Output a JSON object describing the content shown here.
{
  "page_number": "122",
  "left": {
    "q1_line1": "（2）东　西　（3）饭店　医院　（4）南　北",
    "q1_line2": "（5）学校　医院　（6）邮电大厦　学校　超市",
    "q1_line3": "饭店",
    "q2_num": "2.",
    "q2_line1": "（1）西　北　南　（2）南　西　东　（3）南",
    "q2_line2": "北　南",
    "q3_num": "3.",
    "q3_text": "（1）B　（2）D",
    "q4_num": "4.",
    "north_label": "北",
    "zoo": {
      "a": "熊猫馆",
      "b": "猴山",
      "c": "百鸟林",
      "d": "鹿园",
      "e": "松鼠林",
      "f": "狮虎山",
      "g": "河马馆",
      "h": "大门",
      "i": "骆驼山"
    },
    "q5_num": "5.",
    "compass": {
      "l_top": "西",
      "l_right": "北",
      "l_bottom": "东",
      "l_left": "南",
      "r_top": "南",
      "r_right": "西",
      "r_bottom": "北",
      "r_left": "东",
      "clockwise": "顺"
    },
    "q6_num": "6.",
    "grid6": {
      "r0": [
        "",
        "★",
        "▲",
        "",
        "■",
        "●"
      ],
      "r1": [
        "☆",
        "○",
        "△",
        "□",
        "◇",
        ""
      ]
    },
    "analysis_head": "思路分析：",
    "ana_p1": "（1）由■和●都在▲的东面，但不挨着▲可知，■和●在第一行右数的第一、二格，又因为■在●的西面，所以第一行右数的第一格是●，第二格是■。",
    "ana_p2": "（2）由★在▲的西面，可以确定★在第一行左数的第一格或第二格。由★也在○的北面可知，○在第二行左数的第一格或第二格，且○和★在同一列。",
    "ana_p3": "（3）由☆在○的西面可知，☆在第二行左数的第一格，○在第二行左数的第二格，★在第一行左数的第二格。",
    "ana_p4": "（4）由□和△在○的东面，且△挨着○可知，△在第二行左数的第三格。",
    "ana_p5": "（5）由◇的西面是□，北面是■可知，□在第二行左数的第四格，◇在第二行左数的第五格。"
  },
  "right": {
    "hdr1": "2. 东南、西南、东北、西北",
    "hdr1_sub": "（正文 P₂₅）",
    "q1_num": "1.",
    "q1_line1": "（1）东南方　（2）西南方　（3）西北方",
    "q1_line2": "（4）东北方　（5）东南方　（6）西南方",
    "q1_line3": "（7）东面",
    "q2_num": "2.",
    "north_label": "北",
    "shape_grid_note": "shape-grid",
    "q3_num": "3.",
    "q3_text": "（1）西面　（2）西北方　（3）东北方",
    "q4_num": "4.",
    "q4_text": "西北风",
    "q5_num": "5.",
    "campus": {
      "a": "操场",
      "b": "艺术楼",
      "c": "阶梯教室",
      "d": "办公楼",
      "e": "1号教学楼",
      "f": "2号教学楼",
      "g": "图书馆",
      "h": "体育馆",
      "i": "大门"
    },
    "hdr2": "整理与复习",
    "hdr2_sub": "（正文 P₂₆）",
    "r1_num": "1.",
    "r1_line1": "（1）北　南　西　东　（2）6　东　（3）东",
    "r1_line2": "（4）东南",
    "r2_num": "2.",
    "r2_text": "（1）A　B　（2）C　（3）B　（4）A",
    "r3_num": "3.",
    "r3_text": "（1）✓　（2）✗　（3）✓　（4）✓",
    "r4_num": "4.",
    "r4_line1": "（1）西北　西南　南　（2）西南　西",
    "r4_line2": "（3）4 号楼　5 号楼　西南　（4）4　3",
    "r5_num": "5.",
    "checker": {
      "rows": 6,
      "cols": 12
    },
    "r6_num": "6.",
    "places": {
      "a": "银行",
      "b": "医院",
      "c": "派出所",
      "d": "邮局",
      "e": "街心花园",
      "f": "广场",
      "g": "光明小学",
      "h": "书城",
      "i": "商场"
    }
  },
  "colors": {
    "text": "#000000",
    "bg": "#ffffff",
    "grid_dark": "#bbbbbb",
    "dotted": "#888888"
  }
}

**********

Print the whole listing again, exactly.

Correct answer:
Output a JSON object describing the content shown here.
{
  "page_number": "122",
  "left": {
    "q1_line1": "（2）东　西　（3）饭店　医院　（4）南　北",
    "q1_line2": "（5）学校　医院　（6）邮电大厦　学校　超市",
    "q1_line3": "饭店",
    "q2_num": "2.",
    "q2_line1": "（1）西　北　南　（2）南　西　东　（3）南",
    "q2_line2": "北　南",
    "q3_num": "3.",
    "q3_text": "（1）B　（2）D",
    "q4_num": "4.",
    "north_label": "北",
    "zoo": {
      "a": "熊猫馆",
      "b": "猴山",
      "c": "百鸟林",
      "d": "鹿园",
      "e": "松鼠林",
      "f": "狮虎山",
      "g": "河马馆",
      "h": "大门",
      "i": "骆驼山"
    },
    "q5_num": "5.",
    "compass": {
      "l_top": "西",
      "l_right": "北",
      "l_bottom": "东",
      "l_left": "南",
      "r_top": "南",
      "r_right": "西",
      "r_bottom": "北",
      "r_left": "东",
      "clockwise": "顺"
    },
    "q6_num": "6.",
    "grid6": {
      "r0": [
        "",
        "★",
        "▲",
        "",
        "■",
        "●"
      ],
      "r1": [
        "☆",
        "○",
        "△",
        "□",
        "◇",
        ""
      ]
    },
    "analysis_head": "思路分析：",
    "ana_p1": "（1）由■和●都在▲的东面，但不挨着▲可知，■和●在第一行右数的第一、二格，又因为■在●的西面，所以第一行右数的第一格是●，第二格是■。",
    "ana_p2": "（2）由★在▲的西面，可以确定★在第一行左数的第一格或第二格。由★也在○的北面可知，○在第二行左数的第一格或第二格，且○和★在同一列。",
    "ana_p3": "（3）由☆在○的西面可知，☆在第二行左数的第一格，○在第二行左数的第二格，★在第一行左数的第二格。",
    "ana_p4": "（4）由□和△在○的东面，且△挨着○可知，△在第二行左数的第三格。",
    "ana_p5": "（5）由◇的西面是□，北面是■可知，□在第二行左数的第四格，◇在第二行左数的第五格。"
  },
  "right": {
    "hdr1": "2. 东南、西南、东北、西北",
    "hdr1_sub": "（正文 P₂₅）",
    "q1_num": "1.",
    "q1_line1": "（1）东南方　（2）西南方　（3）西北方",
    "q1_line2": "（4）东北方　（5）东南方　（6）西南方",
    "q1_line3": "（7）东面",
    "q2_num": "2.",
    "north_label": "北",
    "shape_grid_note": "shape-grid",
    "q3_num": "3.",
    "q3_text": "（1）西面　（2）西北方　（3）东北方",
    "q4_num": "4.",
    "q4_text": "西北风",
    "q5_num": "5.",
    "campus": {
      "a": "操场",
      "b": "艺术楼",
      "c": "阶梯教室",
      "d": "办公楼",
      "e": "1号教学楼",
      "f": "2号教学楼",
      "g": "图书馆",
      "h": "体育馆",
      "i": "大门"
    },
    "hdr2": "整理与复习",
    "hdr2_sub": "（正文 P₂₆）",
    "r1_num": "1.",
    "r1_line1": "（1）北　南　西　东　（2）6　东　（3）东",
    "r1_line2": "（4）东南",
    "r2_num": "2.",
    "r2_text": "（1）A　B　（2）C　（3）B　（4）A",
    "r3_num": "3.",
    "r3_text": "（1）✓　（2）✗　（3）✓　（4）✓",
    "r4_num": "4.",
    "r4_line1": "（1）西北　西南　南　（2）西南　西",
    "r4_line2": "（3）4 号楼　5 号楼　西南　（4）4　3",
    "r5_num": "5.",
    "checker": {
      "rows": 6,
      "cols": 12
    },
    "r6_num": "6.",
    "places": {
      "a": "银行",
      "b": "医院",
      "c": "派出所",
      "d": "邮局",
      "e": "街心花园",
      "f": "广场",
      "g": "光明小学",
      "h": "书城",
      "i": "商场"
    }
  },
  "colors": {
    "text": "#000000",
    "bg": "#ffffff",
    "grid_dark": "#bbbbbb",
    "dotted": "#888888"
  }
}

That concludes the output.